__Goal of the exercise__
Look for the word "同比增长" in the entries below, then copy every line that has it.

__Task inputs__
##########

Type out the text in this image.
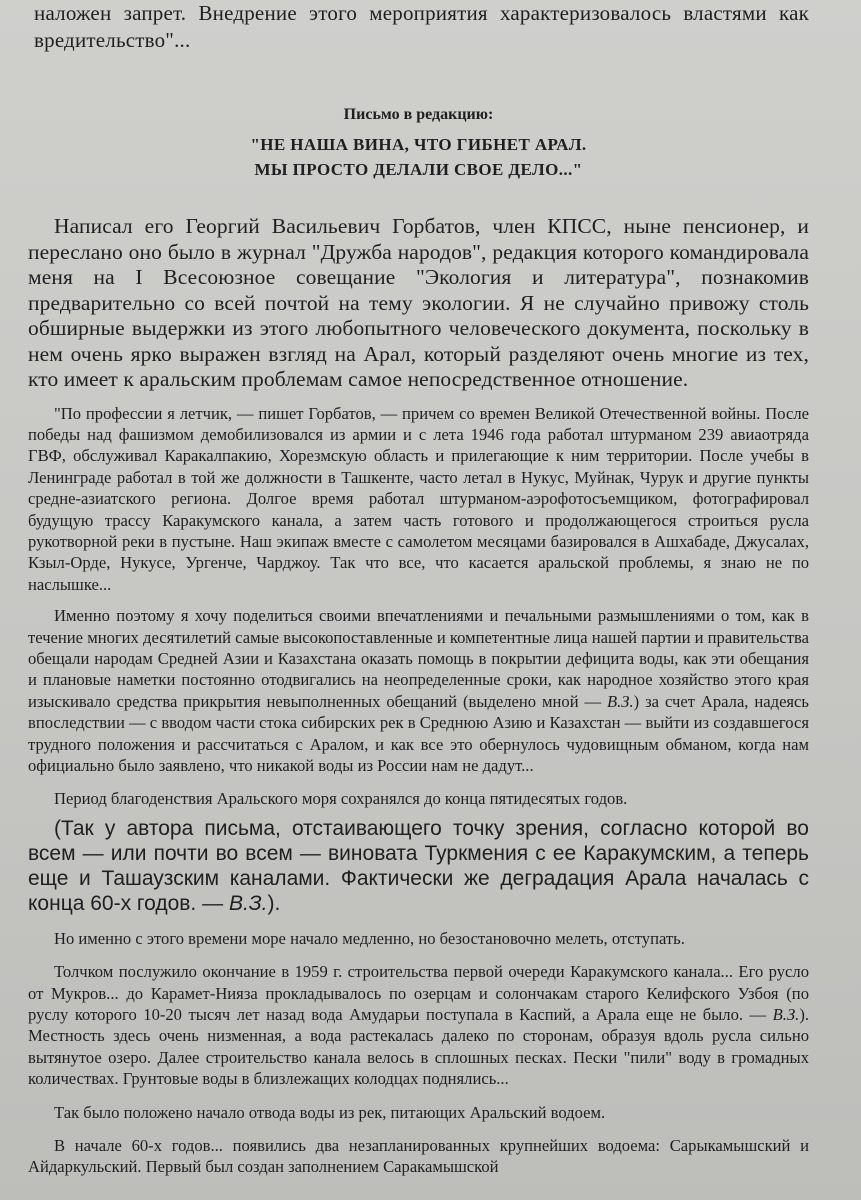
наложен запрет. Внедрение этого мероприятия характеризовалось властями как вредительство"...

Письмо в редакцию:
"НЕ НАША ВИНА, ЧТО ГИБНЕТ АРАЛ.
МЫ ПРОСТО ДЕЛАЛИ СВОЕ ДЕЛО..."

Написал его Георгий Васильевич Горбатов, член КПСС, ныне пенсионер, и переслано оно было в журнал "Дружба народов", редакция которого командировала меня на I Всесоюзное совещание "Экология и литература", познакомив предварительно со всей почтой на тему экологии. Я не случайно привожу столь обширные выдержки из этого любопытного человеческого документа, поскольку в нем очень ярко выражен взгляд на Арал, который разделяют очень многие из тех, кто имеет к аральским проблемам самое непосредственное отношение.

"По профессии я летчик, — пишет Горбатов, — причем со времен Великой Отечественной войны. После победы над фашизмом демобилизовался из армии и с лета 1946 года работал штурманом 239 авиаотряда ГВФ, обслуживал Каракалпакию, Хорезмскую область и прилегающие к ним территории. После учебы в Ленинграде работал в той же должности в Ташкенте, часто летал в Нукус, Муйнак, Чурук и другие пункты средне-азиатского региона. Долгое время работал штурманом-аэрофотосъемщиком, фотографировал будущую трассу Каракумского канала, а затем часть готового и продолжающегося строиться русла рукотворной реки в пустыне. Наш экипаж вместе с самолетом месяцами базировался в Ашхабаде, Джусалах, Кзыл-Орде, Нукусе, Ургенче, Чарджоу. Так что все, что касается аральской проблемы, я знаю не по наслышке...

Именно поэтому я хочу поделиться своими впечатлениями и печальными размышлениями о том, как в течение многих десятилетий самые высокопоставленные и компетентные лица нашей партии и правительства обещали народам Средней Азии и Казахстана оказать помощь в покрытии дефицита воды, как эти обещания и плановые наметки постоянно отодвигались на неопределенные сроки, как народное хозяйство этого края изыскивало средства прикрытия невыполненных обещаний (выделено мной — В.З.) за счет Арала, надеясь впоследствии — с вводом части стока сибирских рек в Среднюю Азию и Казахстан — выйти из создавшегося трудного положения и рассчитаться с Аралом, и как все это обернулось чудовищным обманом, когда нам официально было заявлено, что никакой воды из России нам не дадут...

Период благоденствия Аральского моря сохранялся до конца пятидесятых годов.

(Так у автора письма, отстаивающего точку зрения, согласно которой во всем — или почти во всем — виновата Туркмения с ее Каракумским, а теперь еще и Ташаузским каналами. Фактически же деградация Арала началась с конца 60-х годов. — В.З.).

Но именно с этого времени море начало медленно, но безостановочно мелеть, отступать.

Толчком послужило окончание в 1959 г. строительства первой очереди Каракумского канала... Его русло от Мукров... до Карамет-Нияза прокладывалось по озерцам и солончакам старого Келифского Узбоя (по руслу которого 10-20 тысяч лет назад вода Амударьи поступала в Каспий, а Арала еще не было. — В.З.). Местность здесь очень низменная, а вода растекалась далеко по сторонам, образуя вдоль русла сильно вытянутое озеро. Далее строительство канала велось в сплошных песках. Пески "пили" воду в громадных количествах. Грунтовые воды в близлежащих колодцах поднялись...

Так было положено начало отвода воды из рек, питающих Аральский водоем.

В начале 60-х годов... появились два незапланированных крупнейших водоема: Сарыкамышский и Айдаркульский. Первый был создан заполнением Саракамышской
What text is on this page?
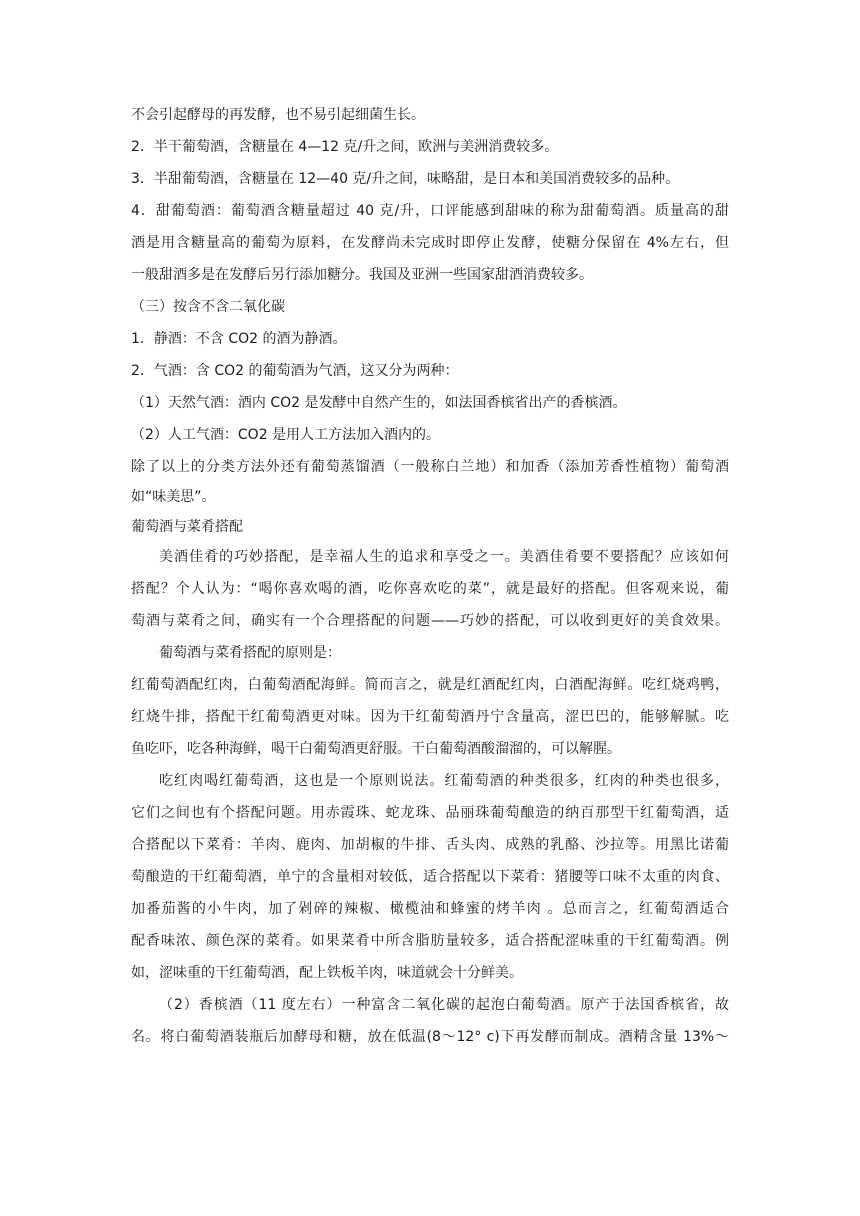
不会引起酵母的再发酵，也不易引起细菌生长。
2．半干葡萄酒，含糖量在 4—12 克/升之间，欧洲与美洲消费较多。
3．半甜葡萄酒，含糖量在 12—40 克/升之间，味略甜，是日本和美国消费较多的品种。
4．甜葡萄酒：葡萄酒含糖量超过 40 克/升，口评能感到甜味的称为甜葡萄酒。质量高的甜
酒是用含糖量高的葡萄为原料，在发酵尚未完成时即停止发酵，使糖分保留在 4%左右，但
一般甜酒多是在发酵后另行添加糖分。我国及亚洲一些国家甜酒消费较多。
（三）按含不含二氧化碳
1．静酒：不含 CO2 的酒为静酒。
2．气酒：含 CO2 的葡萄酒为气酒，这又分为两种：
（1）天然气酒：酒内 CO2 是发酵中自然产生的，如法国香槟省出产的香槟酒。
（2）人工气酒：CO2 是用人工方法加入酒内的。
除了以上的分类方法外还有葡萄蒸馏酒（一般称白兰地）和加香（添加芳香性植物）葡萄酒
如“味美思”。
葡萄酒与菜肴搭配
美酒佳肴的巧妙搭配，是幸福人生的追求和享受之一。美酒佳肴要不要搭配？应该如何
搭配？个人认为：“喝你喜欢喝的酒，吃你喜欢吃的菜”，就是最好的搭配。但客观来说，葡
萄酒与菜肴之间，确实有一个合理搭配的问题——巧妙的搭配，可以收到更好的美食效果。
葡萄酒与菜肴搭配的原则是：
红葡萄酒配红肉，白葡萄酒配海鲜。简而言之，就是红酒配红肉，白酒配海鲜。吃红烧鸡鸭，
红烧牛排，搭配干红葡萄酒更对味。因为干红葡萄酒丹宁含量高，涩巴巴的，能够解腻。吃
鱼吃吓，吃各种海鲜，喝干白葡萄酒更舒服。干白葡萄酒酸溜溜的，可以解腥。
吃红肉喝红葡萄酒，这也是一个原则说法。红葡萄酒的种类很多，红肉的种类也很多，
它们之间也有个搭配问题。用赤霞珠、蛇龙珠、品丽珠葡萄酿造的纳百那型干红葡萄酒，适
合搭配以下菜肴：羊肉、鹿肉、加胡椒的牛排、舌头肉、成熟的乳酪、沙拉等。用黑比诺葡
萄酿造的干红葡萄酒，单宁的含量相对较低，适合搭配以下菜肴：猪腰等口味不太重的肉食、
加番茄酱的小牛肉，加了剁碎的辣椒、橄榄油和蜂蜜的烤羊肉 。总而言之，红葡萄酒适合
配香味浓、颜色深的菜肴。如果菜肴中所含脂肪量较多，适合搭配涩味重的干红葡萄酒。例
如，涩味重的干红葡萄酒，配上铁板羊肉，味道就会十分鲜美。
（2）香槟酒（11 度左右）一种富含二氧化碳的起泡白葡萄酒。原产于法国香槟省，故
名。将白葡萄酒装瓶后加酵母和糖，放在低温(8～12° c)下再发酵而制成。酒精含量 13%～
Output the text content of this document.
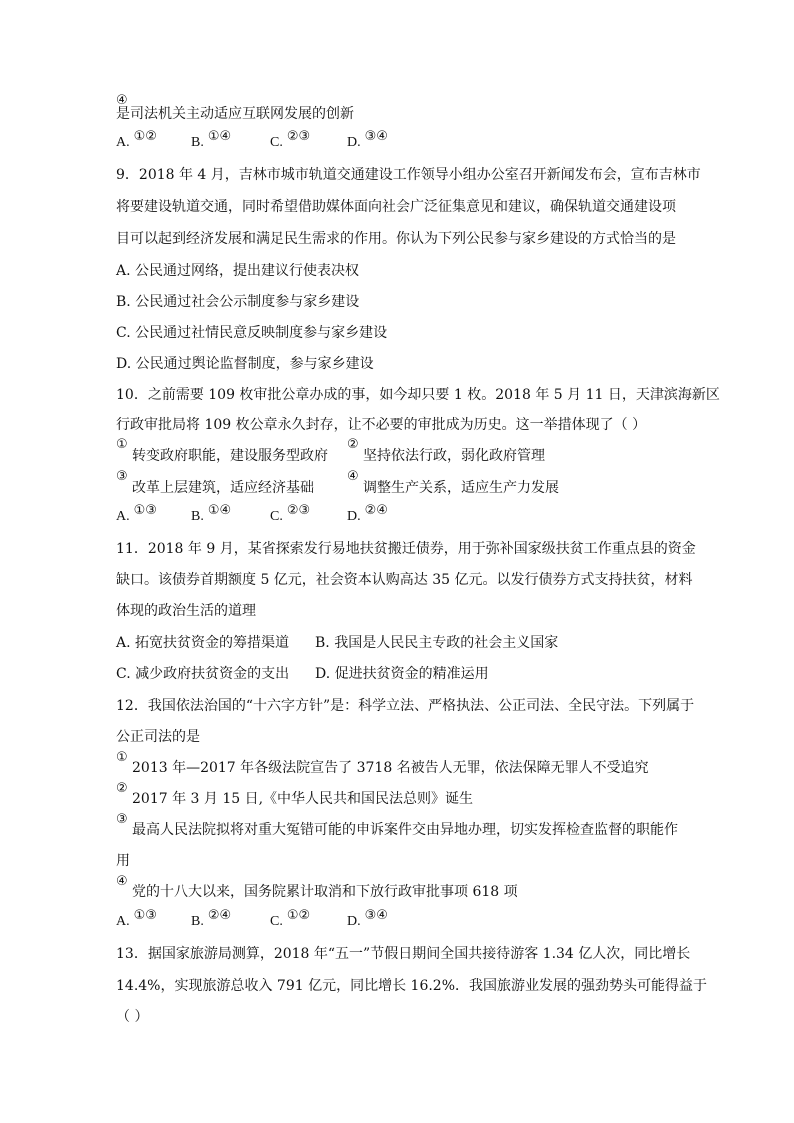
④
是司法机关主动适应互联网发展的创新
A. ①② B. ①④	C. ②③	D. ③④
9．2018 年 4 月，吉林市城市轨道交通建设工作领导小组办公室召开新闻发布会，宣布吉林市
将要建设轨道交通，同时希望借助媒体面向社会广泛征集意见和建议，确保轨道交通建设项
目可以起到经济发展和满足民生需求的作用。你认为下列公民参与家乡建设的方式恰当的是
A. 公民通过网络，提出建议行使表决权
B. 公民通过社会公示制度参与家乡建设
C. 公民通过社情民意反映制度参与家乡建设
D. 公民通过舆论监督制度，参与家乡建设
10．之前需要 109 枚审批公章办成的事，如今却只要 1 枚。2018 年 5 月 11 日，天津滨海新区
行政审批局将 109 枚公章永久封存，让不必要的审批成为历史。这一举措体现了（ ）
①
转变政府职能，建设服务型政府
②
坚持依法行政，弱化政府管理
③
改革上层建筑，适应经济基础
④
调整生产关系，适应生产力发展
A. ①③ B. ①④	C. ②③	D. ②④
11．2018 年 9 月，某省探索发行易地扶贫搬迁债券，用于弥补国家级扶贫工作重点县的资金
缺口。该债券首期额度 5 亿元，社会资本认购高达 35 亿元。以发行债券方式支持扶贫，材料
体现的政治生活的道理
A. 拓宽扶贫资金的筹措渠道 B. 我国是人民民主专政的社会主义国家
C. 减少政府扶贫资金的支出 D. 促进扶贫资金的精准运用
12．我国依法治国的“十六字方针”是：科学立法、严格执法、公正司法、全民守法。下列属于
公正司法的是
①
2013 年—2017 年各级法院宣告了 3718 名被告人无罪，依法保障无罪人不受追究
②
2017 年 3 月 15 日,《中华人民共和国民法总则》诞生
③
最高人民法院拟将对重大冤错可能的申诉案件交由异地办理，切实发挥检查监督的职能作
用
④
党的十八大以来，国务院累计取消和下放行政审批事项 618 项
A. ①③ B. ②④	C. ①②	D. ③④
13．据国家旅游局测算，2018 年“五一”节假日期间全国共接待游客 1.34 亿人次，同比增长
14.4%，实现旅游总收入 791 亿元，同比增长 16.2%．我国旅游业发展的强劲势头可能得益于
（ ）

##########

__Output of the exercise__
13．据国家旅游局测算，2018 年“五一”节假日期间全国共接待游客 1.34 亿人次，同比增长
14.4%，实现旅游总收入 791 亿元，同比增长 16.2%．我国旅游业发展的强劲势头可能得益于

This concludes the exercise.